## START Supplied data
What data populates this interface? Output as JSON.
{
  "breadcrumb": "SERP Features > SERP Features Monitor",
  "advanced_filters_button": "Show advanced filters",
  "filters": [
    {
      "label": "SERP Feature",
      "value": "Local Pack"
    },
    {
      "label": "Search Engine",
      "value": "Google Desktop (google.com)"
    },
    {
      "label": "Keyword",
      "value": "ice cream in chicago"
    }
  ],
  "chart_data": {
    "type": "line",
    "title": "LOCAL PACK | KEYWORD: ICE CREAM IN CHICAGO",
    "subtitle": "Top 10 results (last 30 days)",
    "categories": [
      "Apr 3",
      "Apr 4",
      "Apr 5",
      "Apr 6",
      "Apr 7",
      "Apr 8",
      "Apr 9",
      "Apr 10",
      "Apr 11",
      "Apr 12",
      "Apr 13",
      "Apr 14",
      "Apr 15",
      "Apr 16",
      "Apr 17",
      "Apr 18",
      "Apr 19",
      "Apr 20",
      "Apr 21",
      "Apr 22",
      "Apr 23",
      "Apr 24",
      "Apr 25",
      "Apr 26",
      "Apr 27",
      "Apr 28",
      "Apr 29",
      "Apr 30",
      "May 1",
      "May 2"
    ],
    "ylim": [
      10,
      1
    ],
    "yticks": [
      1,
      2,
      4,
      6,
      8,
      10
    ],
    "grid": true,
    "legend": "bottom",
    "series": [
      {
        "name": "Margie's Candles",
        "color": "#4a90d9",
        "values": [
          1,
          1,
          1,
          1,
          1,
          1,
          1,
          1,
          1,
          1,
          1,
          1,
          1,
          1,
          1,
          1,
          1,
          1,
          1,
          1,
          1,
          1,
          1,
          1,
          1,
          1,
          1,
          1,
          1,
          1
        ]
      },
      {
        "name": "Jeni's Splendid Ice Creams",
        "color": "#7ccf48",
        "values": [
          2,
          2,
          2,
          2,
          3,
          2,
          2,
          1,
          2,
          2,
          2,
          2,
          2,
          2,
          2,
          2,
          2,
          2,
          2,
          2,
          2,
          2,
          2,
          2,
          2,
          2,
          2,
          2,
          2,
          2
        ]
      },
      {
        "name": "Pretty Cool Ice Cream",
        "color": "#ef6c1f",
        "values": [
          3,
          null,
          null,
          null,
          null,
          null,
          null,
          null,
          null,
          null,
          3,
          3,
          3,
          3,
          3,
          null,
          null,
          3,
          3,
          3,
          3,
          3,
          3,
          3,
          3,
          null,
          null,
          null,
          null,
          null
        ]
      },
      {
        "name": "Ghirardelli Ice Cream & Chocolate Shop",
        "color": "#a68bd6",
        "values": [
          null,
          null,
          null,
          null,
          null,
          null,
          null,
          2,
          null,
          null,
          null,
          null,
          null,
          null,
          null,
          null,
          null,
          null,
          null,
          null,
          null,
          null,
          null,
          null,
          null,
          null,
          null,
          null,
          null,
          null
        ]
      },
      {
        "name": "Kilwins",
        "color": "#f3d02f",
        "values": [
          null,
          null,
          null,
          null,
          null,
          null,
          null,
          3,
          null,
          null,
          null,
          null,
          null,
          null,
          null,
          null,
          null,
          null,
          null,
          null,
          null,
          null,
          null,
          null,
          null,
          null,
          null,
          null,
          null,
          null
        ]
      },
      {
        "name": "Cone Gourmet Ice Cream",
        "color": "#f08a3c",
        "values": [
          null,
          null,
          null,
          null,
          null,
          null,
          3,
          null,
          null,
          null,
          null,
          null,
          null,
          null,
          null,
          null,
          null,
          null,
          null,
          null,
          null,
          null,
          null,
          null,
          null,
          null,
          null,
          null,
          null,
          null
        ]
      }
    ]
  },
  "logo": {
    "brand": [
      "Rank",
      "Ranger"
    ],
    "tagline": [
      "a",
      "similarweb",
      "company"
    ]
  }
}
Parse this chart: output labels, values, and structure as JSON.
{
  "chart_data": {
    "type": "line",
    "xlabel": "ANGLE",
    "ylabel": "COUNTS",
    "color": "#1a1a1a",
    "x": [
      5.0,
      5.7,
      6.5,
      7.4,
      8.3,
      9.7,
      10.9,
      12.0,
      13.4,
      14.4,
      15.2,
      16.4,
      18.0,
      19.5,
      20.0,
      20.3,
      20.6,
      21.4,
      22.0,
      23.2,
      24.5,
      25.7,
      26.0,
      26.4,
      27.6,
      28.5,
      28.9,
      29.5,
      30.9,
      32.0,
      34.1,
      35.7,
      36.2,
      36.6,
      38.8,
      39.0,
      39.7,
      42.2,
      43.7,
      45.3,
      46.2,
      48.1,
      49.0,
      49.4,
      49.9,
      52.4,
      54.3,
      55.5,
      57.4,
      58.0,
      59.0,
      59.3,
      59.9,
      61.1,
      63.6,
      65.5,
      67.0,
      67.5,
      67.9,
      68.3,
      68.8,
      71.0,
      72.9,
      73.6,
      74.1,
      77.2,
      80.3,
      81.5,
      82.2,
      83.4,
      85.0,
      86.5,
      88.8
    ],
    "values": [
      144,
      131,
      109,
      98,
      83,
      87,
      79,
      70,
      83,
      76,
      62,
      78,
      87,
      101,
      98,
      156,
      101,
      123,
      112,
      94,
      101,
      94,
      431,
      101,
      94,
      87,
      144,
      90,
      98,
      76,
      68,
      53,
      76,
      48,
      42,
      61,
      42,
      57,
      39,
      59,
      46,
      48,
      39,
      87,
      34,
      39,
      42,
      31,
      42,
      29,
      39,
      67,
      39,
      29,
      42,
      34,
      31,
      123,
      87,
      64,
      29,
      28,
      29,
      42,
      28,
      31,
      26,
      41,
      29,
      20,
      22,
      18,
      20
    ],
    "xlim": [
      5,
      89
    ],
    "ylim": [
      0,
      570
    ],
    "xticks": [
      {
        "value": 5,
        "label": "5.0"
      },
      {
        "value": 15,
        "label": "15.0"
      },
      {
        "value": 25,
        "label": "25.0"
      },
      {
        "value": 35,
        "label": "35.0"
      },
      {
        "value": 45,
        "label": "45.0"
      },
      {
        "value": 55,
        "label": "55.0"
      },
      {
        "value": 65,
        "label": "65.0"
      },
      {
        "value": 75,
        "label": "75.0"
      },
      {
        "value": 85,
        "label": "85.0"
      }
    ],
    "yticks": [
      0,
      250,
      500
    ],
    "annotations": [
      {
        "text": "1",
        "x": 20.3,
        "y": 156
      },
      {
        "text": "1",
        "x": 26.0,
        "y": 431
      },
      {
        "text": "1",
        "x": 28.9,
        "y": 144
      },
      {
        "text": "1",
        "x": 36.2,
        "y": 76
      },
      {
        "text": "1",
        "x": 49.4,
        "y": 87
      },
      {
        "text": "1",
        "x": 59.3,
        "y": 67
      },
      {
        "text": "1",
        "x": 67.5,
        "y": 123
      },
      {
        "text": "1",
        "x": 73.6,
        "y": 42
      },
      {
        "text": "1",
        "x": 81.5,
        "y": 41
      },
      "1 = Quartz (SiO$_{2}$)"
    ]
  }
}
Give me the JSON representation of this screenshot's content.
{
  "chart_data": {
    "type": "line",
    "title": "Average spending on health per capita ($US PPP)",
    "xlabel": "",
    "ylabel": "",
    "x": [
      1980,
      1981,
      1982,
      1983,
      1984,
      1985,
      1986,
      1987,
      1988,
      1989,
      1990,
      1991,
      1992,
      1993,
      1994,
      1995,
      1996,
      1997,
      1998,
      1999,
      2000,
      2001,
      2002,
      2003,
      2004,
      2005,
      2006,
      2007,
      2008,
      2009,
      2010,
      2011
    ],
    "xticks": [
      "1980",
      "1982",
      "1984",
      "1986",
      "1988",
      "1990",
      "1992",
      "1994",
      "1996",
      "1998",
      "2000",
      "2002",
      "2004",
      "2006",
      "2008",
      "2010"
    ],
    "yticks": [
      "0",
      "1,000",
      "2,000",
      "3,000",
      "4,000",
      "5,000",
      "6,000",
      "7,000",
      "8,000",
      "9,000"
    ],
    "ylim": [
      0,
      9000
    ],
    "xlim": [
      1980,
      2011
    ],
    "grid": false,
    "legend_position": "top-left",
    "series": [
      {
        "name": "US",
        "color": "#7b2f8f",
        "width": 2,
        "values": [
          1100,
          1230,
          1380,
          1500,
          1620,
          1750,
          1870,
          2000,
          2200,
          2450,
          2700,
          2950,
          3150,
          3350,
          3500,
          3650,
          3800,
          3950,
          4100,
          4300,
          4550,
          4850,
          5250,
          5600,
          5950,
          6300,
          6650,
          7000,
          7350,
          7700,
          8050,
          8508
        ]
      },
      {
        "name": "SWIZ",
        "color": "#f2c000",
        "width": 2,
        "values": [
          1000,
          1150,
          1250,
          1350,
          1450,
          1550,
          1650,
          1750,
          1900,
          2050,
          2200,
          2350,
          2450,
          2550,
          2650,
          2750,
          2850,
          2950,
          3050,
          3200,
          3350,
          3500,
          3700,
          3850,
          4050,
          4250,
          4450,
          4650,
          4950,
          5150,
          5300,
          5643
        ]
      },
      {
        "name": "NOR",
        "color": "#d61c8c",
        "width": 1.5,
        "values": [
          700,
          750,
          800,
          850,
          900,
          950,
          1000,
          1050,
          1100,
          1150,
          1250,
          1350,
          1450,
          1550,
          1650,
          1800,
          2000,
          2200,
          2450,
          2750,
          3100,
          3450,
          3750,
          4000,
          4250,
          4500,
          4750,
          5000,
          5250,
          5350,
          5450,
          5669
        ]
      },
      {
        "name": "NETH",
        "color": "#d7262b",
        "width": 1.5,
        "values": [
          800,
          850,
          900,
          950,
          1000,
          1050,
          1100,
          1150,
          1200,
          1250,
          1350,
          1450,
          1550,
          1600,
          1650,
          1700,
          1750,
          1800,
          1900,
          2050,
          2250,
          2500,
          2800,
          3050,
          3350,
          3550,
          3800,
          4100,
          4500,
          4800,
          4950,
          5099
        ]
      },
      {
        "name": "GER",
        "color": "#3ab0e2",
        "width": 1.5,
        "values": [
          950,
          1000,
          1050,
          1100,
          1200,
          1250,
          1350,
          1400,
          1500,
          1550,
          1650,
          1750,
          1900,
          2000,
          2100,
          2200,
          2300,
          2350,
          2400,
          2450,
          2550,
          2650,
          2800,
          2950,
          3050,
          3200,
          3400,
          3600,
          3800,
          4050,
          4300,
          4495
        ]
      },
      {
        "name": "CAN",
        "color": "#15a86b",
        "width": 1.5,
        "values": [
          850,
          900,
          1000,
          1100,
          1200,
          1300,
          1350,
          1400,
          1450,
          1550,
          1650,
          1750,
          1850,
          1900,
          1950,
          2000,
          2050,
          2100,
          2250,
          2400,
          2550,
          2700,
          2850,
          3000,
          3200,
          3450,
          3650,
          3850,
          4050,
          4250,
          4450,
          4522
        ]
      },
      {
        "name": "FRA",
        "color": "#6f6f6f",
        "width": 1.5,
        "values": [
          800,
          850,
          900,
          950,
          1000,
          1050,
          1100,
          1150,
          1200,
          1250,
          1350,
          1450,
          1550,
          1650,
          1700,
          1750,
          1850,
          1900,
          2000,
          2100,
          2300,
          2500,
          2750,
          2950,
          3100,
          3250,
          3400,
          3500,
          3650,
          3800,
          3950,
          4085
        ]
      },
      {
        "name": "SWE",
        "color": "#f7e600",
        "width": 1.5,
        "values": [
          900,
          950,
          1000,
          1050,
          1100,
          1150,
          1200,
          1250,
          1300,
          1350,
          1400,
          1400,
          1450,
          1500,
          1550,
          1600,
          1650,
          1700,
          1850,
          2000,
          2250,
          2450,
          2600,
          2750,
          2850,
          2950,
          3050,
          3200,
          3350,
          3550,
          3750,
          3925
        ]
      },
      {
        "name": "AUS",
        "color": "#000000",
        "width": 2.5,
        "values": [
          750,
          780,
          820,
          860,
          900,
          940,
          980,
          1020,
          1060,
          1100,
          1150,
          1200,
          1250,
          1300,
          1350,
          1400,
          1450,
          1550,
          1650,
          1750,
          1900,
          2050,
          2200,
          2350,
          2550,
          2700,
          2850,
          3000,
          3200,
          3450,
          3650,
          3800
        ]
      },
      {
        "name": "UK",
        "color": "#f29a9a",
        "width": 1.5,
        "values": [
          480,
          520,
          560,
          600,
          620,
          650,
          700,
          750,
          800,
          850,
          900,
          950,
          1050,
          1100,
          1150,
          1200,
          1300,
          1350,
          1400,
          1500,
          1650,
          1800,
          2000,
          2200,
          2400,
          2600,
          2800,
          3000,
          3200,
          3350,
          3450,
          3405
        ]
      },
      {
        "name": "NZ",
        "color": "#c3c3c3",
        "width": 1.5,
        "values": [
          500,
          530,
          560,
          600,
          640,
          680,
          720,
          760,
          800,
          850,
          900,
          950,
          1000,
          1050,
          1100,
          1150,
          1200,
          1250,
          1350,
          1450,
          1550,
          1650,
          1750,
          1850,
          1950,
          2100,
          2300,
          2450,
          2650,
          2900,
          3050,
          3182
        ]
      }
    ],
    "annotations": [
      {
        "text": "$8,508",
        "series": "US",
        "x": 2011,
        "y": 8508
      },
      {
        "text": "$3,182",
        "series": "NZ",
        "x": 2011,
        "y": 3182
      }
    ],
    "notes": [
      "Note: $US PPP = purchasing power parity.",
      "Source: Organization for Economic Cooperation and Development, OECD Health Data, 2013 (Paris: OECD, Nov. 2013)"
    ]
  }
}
## END Supplied data
- _Work required_:
Where a line contains "this", copy that line.

- _Written response_:
What data populates this interface? Output as JSON.
Parse this chart: output labels, values, and structure as JSON.
Give me the JSON representation of this screenshot's content.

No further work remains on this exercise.